** begin Data shown **

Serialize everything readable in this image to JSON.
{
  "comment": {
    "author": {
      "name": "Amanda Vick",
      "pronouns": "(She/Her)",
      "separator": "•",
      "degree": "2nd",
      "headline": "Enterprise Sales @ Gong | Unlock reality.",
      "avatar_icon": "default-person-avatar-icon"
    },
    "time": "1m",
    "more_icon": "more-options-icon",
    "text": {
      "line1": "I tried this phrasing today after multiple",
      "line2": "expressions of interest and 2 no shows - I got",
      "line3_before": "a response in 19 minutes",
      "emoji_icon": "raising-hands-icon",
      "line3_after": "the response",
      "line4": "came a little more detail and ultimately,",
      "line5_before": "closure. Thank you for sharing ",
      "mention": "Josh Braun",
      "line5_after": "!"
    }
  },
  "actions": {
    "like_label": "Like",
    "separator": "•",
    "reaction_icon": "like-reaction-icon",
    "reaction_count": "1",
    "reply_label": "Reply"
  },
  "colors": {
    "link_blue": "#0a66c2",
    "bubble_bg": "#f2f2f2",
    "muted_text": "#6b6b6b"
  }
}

** end Data shown **

### Your goal
Copy every line verbatim.

### Problem solution
Serialize everything readable in this image to JSON.
{
  "comment": {
    "author": {
      "name": "Amanda Vick",
      "pronouns": "(She/Her)",
      "separator": "•",
      "degree": "2nd",
      "headline": "Enterprise Sales @ Gong | Unlock reality.",
      "avatar_icon": "default-person-avatar-icon"
    },
    "time": "1m",
    "more_icon": "more-options-icon",
    "text": {
      "line1": "I tried this phrasing today after multiple",
      "line2": "expressions of interest and 2 no shows - I got",
      "line3_before": "a response in 19 minutes",
      "emoji_icon": "raising-hands-icon",
      "line3_after": "the response",
      "line4": "came a little more detail and ultimately,",
      "line5_before": "closure. Thank you for sharing ",
      "mention": "Josh Braun",
      "line5_after": "!"
    }
  },
  "actions": {
    "like_label": "Like",
    "separator": "•",
    "reaction_icon": "like-reaction-icon",
    "reaction_count": "1",
    "reply_label": "Reply"
  },
  "colors": {
    "link_blue": "#0a66c2",
    "bubble_bg": "#f2f2f2",
    "muted_text": "#6b6b6b"
  }
}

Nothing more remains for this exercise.